» **GIVEN INSTRUCTION A**:
Pick out every line in the records below that contains the string "absolute".

═════ PAGE ═════

Peter Katholos (; born 18 March 1961) is an Australian former soccer player. He was a member of the Socceroos, Australia's national soccer team, throughout the 1980s during which time he made 22 international appearances (14 ' A-matches'), scoring two goals. He is best known for his time as a midfielder with Sydney Olympic and later Marconi in the Australian National Soccer League, although he also played for the Greek team Larissa at one stage.

Katholos emigrated from Greece to Australia with his parents as a nine-year-old.

Playing career

Club career
Katholos played for St George 35 times during the 1979 and 1980 National Soccer League seasons.

Katholos transferred from St George to the Sydney Olympians (as Sydney Olympic were branded in 1981), where he played under Scottish coach Tommy Docherty.

In 1985, Katholos signed a three-year contract to play in Greece for Larissa. He returned to Australia in mid-1986, having only played three times in the league, each time as a substitute.

After a disagreement with coach Peter Raskopoulos, Katholos transferred from Olympic to Parramatta Eagles part way though the 1992–93 National Soccer League season.

═════

» **GIVEN INSTRUCTION B**:
According to the Peter Katholos biography above, how long was the contract he signed with Larissa in 1985?

═════ SUPPLIED ENTRIES ═════

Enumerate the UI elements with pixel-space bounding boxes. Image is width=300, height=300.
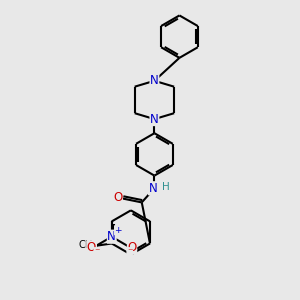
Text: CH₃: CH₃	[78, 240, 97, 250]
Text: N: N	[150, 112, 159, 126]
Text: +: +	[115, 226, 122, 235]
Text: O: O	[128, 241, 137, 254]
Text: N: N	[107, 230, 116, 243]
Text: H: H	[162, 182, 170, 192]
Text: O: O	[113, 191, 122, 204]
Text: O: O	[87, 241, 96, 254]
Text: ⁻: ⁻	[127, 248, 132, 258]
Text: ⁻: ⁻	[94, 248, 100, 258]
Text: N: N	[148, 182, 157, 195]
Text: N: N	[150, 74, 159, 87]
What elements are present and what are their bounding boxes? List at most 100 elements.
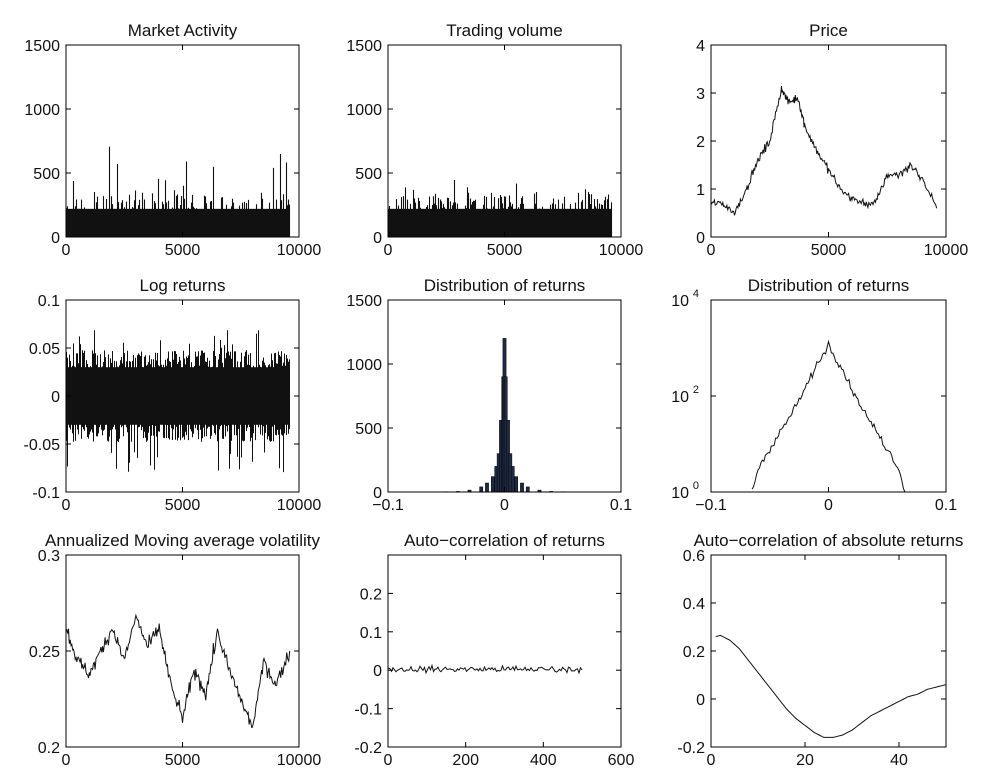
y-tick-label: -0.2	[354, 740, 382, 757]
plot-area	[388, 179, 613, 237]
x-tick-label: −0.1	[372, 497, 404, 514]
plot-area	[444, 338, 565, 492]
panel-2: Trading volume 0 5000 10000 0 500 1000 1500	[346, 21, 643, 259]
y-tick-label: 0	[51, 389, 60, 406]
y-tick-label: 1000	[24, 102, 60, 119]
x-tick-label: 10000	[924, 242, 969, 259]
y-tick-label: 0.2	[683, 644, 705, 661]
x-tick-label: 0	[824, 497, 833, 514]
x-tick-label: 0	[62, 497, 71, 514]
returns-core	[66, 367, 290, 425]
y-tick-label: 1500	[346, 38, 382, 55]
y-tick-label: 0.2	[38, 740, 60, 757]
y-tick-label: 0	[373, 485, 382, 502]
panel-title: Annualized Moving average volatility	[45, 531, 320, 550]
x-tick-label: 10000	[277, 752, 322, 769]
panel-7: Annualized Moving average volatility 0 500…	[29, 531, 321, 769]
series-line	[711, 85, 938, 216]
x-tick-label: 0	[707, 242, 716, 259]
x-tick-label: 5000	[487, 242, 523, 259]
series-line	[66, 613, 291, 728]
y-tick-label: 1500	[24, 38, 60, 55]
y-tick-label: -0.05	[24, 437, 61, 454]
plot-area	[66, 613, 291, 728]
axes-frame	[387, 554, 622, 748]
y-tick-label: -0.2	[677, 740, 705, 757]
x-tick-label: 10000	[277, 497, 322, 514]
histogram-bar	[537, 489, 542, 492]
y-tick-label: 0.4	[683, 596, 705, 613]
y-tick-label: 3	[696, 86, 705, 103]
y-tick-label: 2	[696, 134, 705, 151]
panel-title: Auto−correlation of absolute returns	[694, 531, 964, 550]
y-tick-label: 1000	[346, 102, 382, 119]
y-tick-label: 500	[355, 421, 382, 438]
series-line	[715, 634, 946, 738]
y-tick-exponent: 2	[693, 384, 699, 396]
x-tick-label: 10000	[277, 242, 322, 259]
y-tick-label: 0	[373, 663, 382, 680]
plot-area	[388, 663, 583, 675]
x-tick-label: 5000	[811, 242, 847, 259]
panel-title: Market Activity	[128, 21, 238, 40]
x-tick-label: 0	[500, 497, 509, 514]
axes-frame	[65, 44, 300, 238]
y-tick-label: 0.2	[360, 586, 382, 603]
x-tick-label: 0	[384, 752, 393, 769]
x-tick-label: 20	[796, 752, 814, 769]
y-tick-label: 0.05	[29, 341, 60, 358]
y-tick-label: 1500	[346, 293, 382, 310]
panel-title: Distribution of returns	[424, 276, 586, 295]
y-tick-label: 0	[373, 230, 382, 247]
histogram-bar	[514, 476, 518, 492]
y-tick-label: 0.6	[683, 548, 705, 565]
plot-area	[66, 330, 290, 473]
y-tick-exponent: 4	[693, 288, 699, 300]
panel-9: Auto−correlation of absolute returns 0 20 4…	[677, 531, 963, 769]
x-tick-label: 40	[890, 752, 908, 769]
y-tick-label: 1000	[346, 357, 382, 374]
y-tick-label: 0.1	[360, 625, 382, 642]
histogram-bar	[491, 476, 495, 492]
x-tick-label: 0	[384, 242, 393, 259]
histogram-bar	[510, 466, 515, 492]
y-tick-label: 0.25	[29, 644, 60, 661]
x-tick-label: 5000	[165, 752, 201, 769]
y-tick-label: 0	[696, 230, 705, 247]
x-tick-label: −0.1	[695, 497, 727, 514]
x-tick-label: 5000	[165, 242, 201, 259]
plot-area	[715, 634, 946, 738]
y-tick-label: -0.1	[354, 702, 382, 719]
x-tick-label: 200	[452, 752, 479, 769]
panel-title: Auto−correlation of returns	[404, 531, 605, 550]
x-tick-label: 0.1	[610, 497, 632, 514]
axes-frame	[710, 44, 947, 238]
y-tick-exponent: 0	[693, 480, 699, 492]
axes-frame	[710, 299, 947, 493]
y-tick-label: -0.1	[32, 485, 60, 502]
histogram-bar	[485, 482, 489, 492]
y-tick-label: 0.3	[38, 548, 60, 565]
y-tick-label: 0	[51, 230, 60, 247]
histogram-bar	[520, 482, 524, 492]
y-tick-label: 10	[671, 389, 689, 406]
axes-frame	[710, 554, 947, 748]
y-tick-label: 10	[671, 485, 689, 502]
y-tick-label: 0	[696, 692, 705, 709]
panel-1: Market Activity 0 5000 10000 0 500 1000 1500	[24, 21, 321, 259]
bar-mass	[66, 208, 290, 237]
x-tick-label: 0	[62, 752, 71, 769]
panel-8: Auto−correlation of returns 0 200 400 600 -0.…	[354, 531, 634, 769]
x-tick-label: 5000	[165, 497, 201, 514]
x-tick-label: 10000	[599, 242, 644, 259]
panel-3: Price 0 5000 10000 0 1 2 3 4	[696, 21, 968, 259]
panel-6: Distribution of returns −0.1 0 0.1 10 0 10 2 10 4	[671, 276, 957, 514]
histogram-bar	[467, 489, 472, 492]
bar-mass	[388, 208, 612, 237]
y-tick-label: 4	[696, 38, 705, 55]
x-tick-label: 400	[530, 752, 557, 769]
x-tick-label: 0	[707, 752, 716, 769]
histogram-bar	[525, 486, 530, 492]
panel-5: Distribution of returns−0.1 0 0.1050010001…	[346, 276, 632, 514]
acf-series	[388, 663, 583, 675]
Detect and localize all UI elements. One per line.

═════

» **TASK SOLUTION A**:
panel-title: Auto−correlation of absolute returns	[694, 531, 964, 550]
panel-9: Auto−correlation of absolute returns 0 20 4…	[677, 531, 963, 769]

» **TASK SOLUTION B**:
Three years.